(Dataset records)
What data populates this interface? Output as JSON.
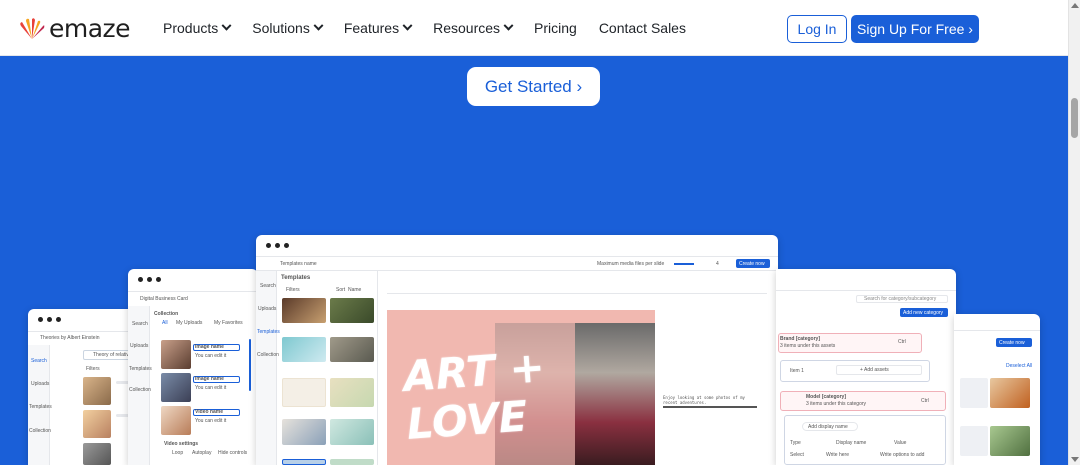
{
  "brand": {
    "name": "emaze"
  },
  "nav": {
    "items": [
      "Products",
      "Solutions",
      "Features",
      "Resources",
      "Pricing",
      "Contact Sales"
    ]
  },
  "auth": {
    "login": "Log In",
    "signup": "Sign Up For Free ›"
  },
  "hero": {
    "cta": "Get Started ›"
  },
  "colors": {
    "brand_blue": "#1a5fd8",
    "accent_red": "#e8423a",
    "accent_orange": "#f6a623"
  },
  "screens": {
    "left": {
      "title": "Theories by Albert Einstein",
      "search_value": "Theory of relativity",
      "filters": "Filters",
      "side": [
        "Search",
        "Uploads",
        "Templates",
        "Collection"
      ]
    },
    "mid_left": {
      "title": "Digital Business Card",
      "collection": "Collection",
      "tabs": [
        "All",
        "My Uploads",
        "My Favorites"
      ],
      "side": [
        "Search",
        "Uploads",
        "Templates",
        "Collection"
      ],
      "items": [
        {
          "label": "Image name",
          "sub": "You can edit it"
        },
        {
          "label": "Image name",
          "sub": "You can edit it"
        },
        {
          "label": "Video name",
          "sub": "You can edit it"
        }
      ],
      "video_settings": "Video settings",
      "video_opts": [
        "Loop",
        "Autoplay",
        "Hide controls"
      ]
    },
    "main": {
      "tab": "Templates name",
      "templates_label": "Templates",
      "filters": "Filters",
      "sort": "Sort",
      "sort_value": "Name",
      "max_media": "Maximum media files per slide",
      "max_value": "4",
      "create": "Create now",
      "side": [
        "Search",
        "Uploads",
        "Templates",
        "Collection"
      ],
      "art_line1": "ART +",
      "art_line2": "LOVE",
      "caption": "Enjoy looking at some photos of my recent adventures."
    },
    "right": {
      "search": "Search for category/subcategory",
      "add": "Add new category",
      "brand": "Brand [category]",
      "brand_sub": "3 items under this assets",
      "item1": "Item 1",
      "add_assets": "+ Add assets",
      "model": "Model [category]",
      "model_sub": "3 items under this category",
      "display_name": "Add display name",
      "cols": [
        "Type",
        "Display name",
        "Value"
      ],
      "row": [
        "Select",
        "Write here",
        "Write options to add"
      ],
      "dropdown": "Ctrl"
    },
    "far_right": {
      "create": "Create now",
      "deselect": "Deselect All"
    }
  }
}
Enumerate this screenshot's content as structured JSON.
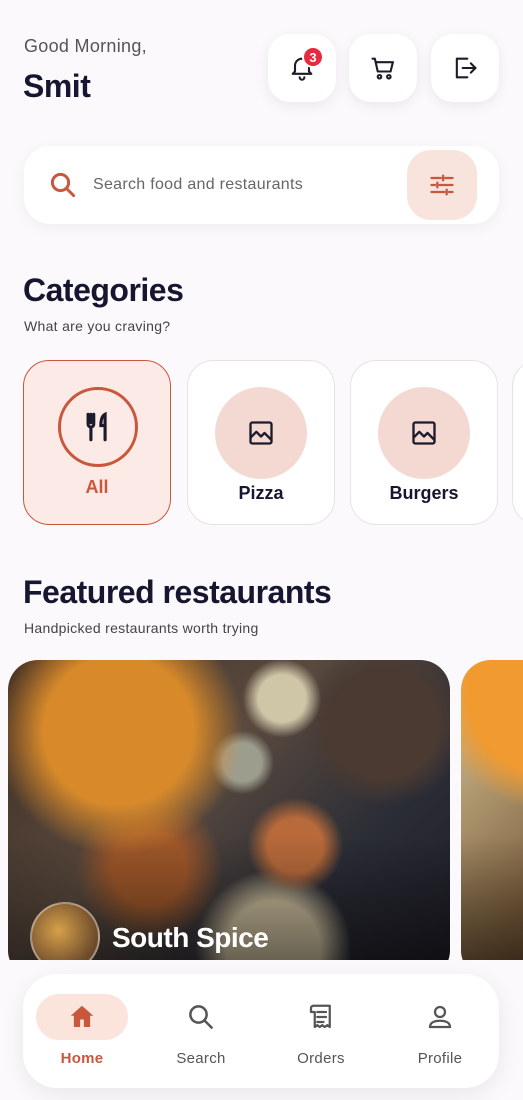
{
  "header": {
    "greeting": "Good Morning,",
    "username": "Smit",
    "notification_count": "3"
  },
  "header_icons": [
    "bell-icon",
    "cart-icon",
    "logout-icon"
  ],
  "search": {
    "placeholder": "Search food and restaurants",
    "filter_icon": "sliders-icon"
  },
  "categories": {
    "title": "Categories",
    "subtitle": "What are you craving?",
    "items": [
      {
        "label": "All",
        "icon": "fork-knife-icon",
        "active": true
      },
      {
        "label": "Pizza",
        "icon": "image-placeholder-icon",
        "active": false
      },
      {
        "label": "Burgers",
        "icon": "image-placeholder-icon",
        "active": false
      }
    ]
  },
  "featured": {
    "title": "Featured restaurants",
    "subtitle": "Handpicked restaurants worth trying",
    "restaurants": [
      {
        "name": "South Spice"
      }
    ]
  },
  "nav": {
    "items": [
      {
        "label": "Home",
        "icon": "home-icon",
        "active": true
      },
      {
        "label": "Search",
        "icon": "search-icon",
        "active": false
      },
      {
        "label": "Orders",
        "icon": "receipt-icon",
        "active": false
      },
      {
        "label": "Profile",
        "icon": "person-icon",
        "active": false
      }
    ]
  },
  "colors": {
    "accent": "#c9573d",
    "accent_light": "#fbe4dc",
    "badge": "#e8293e",
    "text_dark": "#161630"
  }
}
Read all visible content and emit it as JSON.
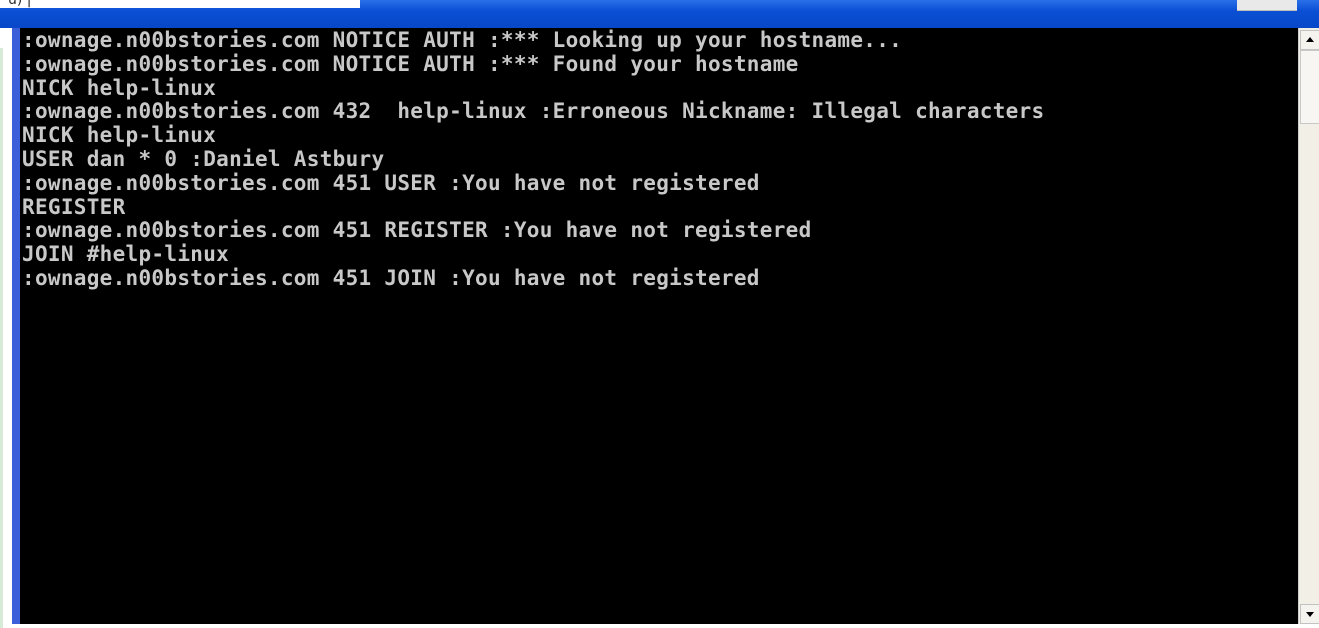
{
  "window": {
    "title_fragment": "u) |"
  },
  "console": {
    "lines": [
      ":ownage.n00bstories.com NOTICE AUTH :*** Looking up your hostname...",
      ":ownage.n00bstories.com NOTICE AUTH :*** Found your hostname",
      "NICK help-linux",
      ":ownage.n00bstories.com 432  help-linux :Erroneous Nickname: Illegal characters",
      "NICK help-linux",
      "USER dan * 0 :Daniel Astbury",
      ":ownage.n00bstories.com 451 USER :You have not registered",
      "REGISTER",
      ":ownage.n00bstories.com 451 REGISTER :You have not registered",
      "JOIN #help-linux",
      ":ownage.n00bstories.com 451 JOIN :You have not registered"
    ]
  },
  "scrollbar": {
    "up_icon": "scroll-up-arrow",
    "down_icon": "scroll-down-arrow"
  }
}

**Exercise brief:** Collect the lines that hold "ownage".

**Result:**
      ":ownage.n00bstories.com NOTICE AUTH :*** Looking up your hostname...",
      ":ownage.n00bstories.com NOTICE AUTH :*** Found your hostname",
      ":ownage.n00bstories.com 432  help-linux :Erroneous Nickname: Illegal characters",
      ":ownage.n00bstories.com 451 USER :You have not registered",
      ":ownage.n00bstories.com 451 REGISTER :You have not registered",
      ":ownage.n00bstories.com 451 JOIN :You have not registered"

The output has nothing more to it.